AUSGANGSTEXT:

>>>

Salto.bz: Herr Landesrat Zumtobel, wie steht es derzeit in Sachen Luegbrücke?
 
Renè Zumtobel: Ich bin seit 25. Oktober Verkehrslandesrat und war seit Beginn an mit dieser Thematik befasst. Ich bin angetreten, um die Zukunft zu gestalten und nicht um auf die Vergangeheit zurückzublicken. Wir haben mehrere Gespräche mit anerkannten Brücken-Experten geführt, aus denen klar hervorgegangen ist, dass die Luegbrücke ein Sanierungsfall ist. Auf einer Skala von 0 bis 5 wurde der Zustand mit der schlechtesten Note bewertet. Rasch haben wir uns auch mit den beiden Playern – der ASFINAG und der Gemeinde Gries am Brenner – zusammengesetzt. Man muss allerdings unterscheiden zwischen den Kompetenzen, welche das Land Tirol in diesem Fall ausüben kann, und der ASFINAG, welche ein Bundesunternehmen ist. Somit ist im Falle der Luegbrücke das Bundesministerium für Klimaschutz zuständig. Mir ist vollkommen bewusst, dass diese Verkehrssituation Auswirkung auf den gesamten Transit-Korridor haben kann bzw. vor allem auf das Wipptal, diesseits und jenseits des Brenners. Wir fordern von der ASFINAG klare Zusagen für Maßnahmen, welche eine Verbesserung der Situation für die Anrainer zur Folge hat, sprich es müssen klare Vorschläge hinsichtlich Lärmschutz auf den Tisch wie auch Vorschläge, wie man mit den Baustraßen nach Abschluss der Arbeiten verfahren will. Wir erwarten uns, dass ein klarer Mehrwert für die Bevölkerung geschaffen wird.
 
 
Laut Stefan Siegele, Geschäftsführer der Asfinag, gibt es bereits derartige Angebote.
 
Es gibt – aus meiner Sicht – sehr kooperative Aussagen in Bezug auf die Abwicklung der Baustelle. Nachdem sich alle Experten dafür aussprechen, dass die Sanierungsarbeiten so rasch wie möglich begonnen werden, lautet meine Devise: starten statt warten. Je früher die ASFINAG mit den Bauarbeiten beginnen kann, umso kürzer werden die Einschränkungen für die Bevölkerung sein.

<<<

Welches Bundesministerium ist laut dem Interview zur Luegbrücke für diese Brücke zuständig?

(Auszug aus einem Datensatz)
>>>

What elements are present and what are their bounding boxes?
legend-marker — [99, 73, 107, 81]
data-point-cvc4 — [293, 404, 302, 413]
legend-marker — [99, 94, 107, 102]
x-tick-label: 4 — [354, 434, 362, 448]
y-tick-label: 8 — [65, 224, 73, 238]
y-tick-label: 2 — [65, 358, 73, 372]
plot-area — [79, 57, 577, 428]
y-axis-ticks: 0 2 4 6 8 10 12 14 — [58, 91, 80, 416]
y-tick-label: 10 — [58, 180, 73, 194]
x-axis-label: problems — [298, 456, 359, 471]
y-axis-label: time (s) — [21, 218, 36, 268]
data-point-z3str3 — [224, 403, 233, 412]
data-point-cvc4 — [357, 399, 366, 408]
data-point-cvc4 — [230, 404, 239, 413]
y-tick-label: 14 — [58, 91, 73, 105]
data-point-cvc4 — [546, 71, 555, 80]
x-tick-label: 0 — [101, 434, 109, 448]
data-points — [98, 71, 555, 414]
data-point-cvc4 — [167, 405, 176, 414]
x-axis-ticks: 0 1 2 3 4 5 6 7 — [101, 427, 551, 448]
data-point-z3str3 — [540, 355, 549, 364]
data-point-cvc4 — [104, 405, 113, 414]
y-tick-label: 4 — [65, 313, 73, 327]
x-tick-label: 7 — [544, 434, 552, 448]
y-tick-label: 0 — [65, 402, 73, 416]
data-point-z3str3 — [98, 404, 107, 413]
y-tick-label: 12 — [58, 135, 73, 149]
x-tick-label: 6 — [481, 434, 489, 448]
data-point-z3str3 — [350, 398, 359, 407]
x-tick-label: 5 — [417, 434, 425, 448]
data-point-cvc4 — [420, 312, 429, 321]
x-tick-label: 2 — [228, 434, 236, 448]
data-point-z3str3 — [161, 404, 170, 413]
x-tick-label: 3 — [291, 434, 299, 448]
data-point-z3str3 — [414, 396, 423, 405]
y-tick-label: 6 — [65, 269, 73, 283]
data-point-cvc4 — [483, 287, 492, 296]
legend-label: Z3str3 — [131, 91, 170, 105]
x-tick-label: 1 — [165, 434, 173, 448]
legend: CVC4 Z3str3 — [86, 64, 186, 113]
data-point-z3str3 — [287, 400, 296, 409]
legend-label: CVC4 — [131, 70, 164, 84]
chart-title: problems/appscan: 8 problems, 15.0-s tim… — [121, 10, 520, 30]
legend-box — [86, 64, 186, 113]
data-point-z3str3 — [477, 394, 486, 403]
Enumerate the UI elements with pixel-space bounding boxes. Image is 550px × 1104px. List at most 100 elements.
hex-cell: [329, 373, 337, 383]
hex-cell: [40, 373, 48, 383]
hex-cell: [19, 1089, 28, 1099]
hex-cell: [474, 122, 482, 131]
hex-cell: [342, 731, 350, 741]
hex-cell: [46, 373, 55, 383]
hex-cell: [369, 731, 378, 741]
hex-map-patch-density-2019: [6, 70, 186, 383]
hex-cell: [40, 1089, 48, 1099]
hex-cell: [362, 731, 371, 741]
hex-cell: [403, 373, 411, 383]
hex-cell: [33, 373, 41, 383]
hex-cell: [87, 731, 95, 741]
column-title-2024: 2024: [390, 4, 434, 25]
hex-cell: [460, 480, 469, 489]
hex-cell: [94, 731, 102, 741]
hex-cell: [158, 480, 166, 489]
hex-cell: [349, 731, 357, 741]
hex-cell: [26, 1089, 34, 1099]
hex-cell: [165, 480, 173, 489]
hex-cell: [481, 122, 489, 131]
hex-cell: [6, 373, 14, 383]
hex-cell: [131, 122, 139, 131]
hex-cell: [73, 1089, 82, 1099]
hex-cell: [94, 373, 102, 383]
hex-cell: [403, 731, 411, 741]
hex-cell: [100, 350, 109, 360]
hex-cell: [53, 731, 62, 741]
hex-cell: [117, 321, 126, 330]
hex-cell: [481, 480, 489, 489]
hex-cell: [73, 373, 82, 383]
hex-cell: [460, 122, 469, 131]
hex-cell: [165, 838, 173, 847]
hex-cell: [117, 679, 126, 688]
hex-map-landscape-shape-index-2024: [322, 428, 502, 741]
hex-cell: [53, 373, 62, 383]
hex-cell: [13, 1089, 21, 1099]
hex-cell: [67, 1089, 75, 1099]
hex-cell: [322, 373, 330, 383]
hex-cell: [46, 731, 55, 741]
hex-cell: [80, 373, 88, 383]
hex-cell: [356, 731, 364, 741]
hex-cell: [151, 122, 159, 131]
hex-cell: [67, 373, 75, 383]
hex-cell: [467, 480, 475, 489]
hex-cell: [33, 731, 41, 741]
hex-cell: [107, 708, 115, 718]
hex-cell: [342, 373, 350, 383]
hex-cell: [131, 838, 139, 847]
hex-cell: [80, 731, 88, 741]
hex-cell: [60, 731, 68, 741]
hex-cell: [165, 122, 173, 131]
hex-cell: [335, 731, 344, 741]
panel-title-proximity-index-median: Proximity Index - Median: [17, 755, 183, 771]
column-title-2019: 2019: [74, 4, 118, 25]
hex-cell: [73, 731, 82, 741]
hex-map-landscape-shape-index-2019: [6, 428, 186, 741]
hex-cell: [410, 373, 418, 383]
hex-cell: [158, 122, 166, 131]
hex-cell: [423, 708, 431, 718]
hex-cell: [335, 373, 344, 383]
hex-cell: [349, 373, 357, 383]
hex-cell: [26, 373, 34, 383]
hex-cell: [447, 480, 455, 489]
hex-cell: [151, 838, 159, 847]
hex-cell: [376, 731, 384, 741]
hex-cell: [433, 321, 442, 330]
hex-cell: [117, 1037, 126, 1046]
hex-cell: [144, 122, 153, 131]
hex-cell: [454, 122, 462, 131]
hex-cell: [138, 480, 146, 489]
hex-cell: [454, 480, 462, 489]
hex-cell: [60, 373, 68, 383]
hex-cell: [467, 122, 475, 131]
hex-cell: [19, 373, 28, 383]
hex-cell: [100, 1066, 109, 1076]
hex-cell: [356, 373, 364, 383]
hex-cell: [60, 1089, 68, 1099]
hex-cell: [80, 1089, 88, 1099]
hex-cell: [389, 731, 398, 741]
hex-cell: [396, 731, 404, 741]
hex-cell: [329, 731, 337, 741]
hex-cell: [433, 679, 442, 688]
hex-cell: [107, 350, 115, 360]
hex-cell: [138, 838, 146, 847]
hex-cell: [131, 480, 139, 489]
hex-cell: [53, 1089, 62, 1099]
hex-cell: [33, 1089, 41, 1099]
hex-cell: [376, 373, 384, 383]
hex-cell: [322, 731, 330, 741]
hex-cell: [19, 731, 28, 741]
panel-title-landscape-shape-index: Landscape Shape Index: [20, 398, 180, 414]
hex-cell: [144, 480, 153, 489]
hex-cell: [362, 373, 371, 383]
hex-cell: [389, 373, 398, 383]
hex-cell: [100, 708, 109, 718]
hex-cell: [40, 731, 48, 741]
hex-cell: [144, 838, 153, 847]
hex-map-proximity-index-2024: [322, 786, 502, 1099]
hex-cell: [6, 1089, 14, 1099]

<<<

LÖSUNG DER AUFGABE: Das Bundesministerium für Klimaschutz.